Written request - Determine how many lines in the entries below include "users". The reply should be that number and nothing else.

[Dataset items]
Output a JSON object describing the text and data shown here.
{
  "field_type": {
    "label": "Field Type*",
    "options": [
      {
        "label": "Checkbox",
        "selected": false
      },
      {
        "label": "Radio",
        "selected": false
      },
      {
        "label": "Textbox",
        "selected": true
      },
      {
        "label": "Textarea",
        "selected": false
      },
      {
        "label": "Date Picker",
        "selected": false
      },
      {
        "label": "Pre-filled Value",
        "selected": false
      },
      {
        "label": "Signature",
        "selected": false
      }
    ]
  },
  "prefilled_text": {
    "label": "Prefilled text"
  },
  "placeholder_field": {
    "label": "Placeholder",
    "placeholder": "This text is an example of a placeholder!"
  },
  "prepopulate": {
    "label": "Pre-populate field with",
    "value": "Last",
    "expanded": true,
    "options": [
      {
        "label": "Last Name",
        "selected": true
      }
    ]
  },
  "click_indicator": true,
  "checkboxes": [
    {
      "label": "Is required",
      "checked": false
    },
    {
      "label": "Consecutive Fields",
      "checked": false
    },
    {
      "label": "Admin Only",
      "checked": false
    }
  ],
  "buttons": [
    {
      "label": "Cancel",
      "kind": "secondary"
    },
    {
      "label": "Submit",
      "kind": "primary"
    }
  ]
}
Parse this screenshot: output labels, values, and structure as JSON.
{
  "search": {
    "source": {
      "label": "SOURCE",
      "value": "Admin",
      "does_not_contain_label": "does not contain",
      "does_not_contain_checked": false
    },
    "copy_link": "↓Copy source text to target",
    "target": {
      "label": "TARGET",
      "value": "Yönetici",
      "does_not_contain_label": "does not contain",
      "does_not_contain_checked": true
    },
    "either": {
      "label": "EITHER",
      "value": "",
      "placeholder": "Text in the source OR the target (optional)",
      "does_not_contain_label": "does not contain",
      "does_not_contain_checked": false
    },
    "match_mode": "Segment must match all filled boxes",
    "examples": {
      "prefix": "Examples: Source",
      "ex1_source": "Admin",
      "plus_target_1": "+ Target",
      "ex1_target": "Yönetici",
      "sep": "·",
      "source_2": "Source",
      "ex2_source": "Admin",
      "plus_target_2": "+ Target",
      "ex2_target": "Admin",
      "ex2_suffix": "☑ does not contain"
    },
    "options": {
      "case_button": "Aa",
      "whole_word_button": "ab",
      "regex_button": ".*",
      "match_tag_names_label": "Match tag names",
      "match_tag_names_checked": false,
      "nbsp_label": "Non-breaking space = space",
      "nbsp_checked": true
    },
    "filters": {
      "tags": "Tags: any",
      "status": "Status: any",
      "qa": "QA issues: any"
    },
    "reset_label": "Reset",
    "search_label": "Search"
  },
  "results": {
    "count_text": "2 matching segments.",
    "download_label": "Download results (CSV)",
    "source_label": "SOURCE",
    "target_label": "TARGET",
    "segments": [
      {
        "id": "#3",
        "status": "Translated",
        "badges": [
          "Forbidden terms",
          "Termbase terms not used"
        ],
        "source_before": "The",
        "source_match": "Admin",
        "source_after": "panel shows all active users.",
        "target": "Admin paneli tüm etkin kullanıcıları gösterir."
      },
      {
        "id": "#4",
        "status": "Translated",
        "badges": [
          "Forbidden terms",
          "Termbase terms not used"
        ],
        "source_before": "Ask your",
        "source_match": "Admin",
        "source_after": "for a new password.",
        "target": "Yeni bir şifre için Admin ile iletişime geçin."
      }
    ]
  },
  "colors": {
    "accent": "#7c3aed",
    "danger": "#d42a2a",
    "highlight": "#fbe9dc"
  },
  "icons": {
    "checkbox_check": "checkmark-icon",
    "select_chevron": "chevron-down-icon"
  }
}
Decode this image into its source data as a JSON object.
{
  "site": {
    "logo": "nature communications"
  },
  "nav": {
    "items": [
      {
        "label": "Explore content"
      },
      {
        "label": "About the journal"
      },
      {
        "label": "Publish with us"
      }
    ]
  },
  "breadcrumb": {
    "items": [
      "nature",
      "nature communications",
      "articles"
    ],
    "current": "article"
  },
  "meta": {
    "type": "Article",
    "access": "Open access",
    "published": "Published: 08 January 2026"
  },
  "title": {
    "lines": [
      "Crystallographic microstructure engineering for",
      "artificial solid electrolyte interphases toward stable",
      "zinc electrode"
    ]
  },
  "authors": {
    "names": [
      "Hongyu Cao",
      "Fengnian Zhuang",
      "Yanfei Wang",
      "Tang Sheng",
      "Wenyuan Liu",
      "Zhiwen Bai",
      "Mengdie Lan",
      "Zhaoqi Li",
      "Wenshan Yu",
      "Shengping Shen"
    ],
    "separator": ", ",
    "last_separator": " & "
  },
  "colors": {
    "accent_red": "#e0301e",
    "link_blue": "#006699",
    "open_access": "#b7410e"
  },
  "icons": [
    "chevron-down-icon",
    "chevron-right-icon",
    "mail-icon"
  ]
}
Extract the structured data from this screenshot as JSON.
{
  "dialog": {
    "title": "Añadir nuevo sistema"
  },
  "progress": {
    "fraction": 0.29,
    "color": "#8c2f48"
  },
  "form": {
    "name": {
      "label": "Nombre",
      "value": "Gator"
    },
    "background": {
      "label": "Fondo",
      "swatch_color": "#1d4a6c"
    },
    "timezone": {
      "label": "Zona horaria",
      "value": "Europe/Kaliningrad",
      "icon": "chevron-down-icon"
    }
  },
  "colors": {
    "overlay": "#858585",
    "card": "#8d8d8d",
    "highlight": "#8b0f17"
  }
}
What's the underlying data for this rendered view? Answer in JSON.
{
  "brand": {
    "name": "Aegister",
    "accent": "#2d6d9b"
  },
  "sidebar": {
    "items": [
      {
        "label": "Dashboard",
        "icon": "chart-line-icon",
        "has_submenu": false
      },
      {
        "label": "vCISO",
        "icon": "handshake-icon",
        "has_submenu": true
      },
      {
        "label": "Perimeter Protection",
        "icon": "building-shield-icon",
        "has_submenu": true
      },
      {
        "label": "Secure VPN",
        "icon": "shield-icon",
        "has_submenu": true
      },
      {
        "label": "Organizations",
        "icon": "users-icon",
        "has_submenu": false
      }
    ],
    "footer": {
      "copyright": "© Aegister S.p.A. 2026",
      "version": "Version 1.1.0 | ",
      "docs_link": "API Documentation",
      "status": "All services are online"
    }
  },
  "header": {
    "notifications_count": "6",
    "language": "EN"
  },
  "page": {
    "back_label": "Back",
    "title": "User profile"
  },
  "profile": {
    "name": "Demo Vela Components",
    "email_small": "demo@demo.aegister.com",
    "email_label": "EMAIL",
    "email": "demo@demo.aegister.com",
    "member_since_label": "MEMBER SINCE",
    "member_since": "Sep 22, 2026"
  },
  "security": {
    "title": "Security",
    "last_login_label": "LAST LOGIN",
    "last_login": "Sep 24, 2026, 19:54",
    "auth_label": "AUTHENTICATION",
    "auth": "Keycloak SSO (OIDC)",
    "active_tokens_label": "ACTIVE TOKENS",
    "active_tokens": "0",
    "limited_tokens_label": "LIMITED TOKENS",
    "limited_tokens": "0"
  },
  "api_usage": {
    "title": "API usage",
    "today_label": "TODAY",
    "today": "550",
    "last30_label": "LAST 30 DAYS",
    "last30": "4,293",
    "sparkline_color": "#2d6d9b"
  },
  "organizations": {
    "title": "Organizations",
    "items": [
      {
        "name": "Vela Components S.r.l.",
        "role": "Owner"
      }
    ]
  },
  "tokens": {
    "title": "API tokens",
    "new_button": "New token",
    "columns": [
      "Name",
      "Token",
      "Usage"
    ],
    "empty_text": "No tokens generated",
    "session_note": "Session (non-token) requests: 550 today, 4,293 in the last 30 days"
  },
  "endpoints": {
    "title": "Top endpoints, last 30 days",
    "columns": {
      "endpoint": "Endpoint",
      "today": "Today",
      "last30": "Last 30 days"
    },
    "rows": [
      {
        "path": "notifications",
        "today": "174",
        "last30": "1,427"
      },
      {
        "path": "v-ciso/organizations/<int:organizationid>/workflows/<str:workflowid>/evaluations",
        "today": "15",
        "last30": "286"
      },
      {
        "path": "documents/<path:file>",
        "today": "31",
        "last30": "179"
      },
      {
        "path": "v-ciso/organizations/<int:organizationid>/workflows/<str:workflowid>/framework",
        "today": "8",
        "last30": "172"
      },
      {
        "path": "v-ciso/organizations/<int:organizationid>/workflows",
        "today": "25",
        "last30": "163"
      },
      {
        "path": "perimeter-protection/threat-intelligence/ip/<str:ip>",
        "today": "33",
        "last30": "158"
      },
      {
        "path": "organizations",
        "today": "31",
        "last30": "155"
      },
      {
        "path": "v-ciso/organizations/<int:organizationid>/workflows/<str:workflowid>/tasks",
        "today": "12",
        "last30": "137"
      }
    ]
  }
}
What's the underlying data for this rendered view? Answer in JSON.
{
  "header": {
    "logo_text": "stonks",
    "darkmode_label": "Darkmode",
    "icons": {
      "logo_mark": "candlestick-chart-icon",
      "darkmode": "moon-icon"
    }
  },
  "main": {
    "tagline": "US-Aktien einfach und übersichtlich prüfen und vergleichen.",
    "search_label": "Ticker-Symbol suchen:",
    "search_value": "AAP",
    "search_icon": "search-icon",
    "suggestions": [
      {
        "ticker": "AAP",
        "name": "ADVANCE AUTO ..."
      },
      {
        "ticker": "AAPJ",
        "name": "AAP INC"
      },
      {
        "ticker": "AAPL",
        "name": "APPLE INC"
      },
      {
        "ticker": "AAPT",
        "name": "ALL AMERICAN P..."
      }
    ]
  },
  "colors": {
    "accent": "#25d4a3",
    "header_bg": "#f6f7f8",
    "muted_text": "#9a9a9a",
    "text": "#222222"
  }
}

Solution for this problem - 2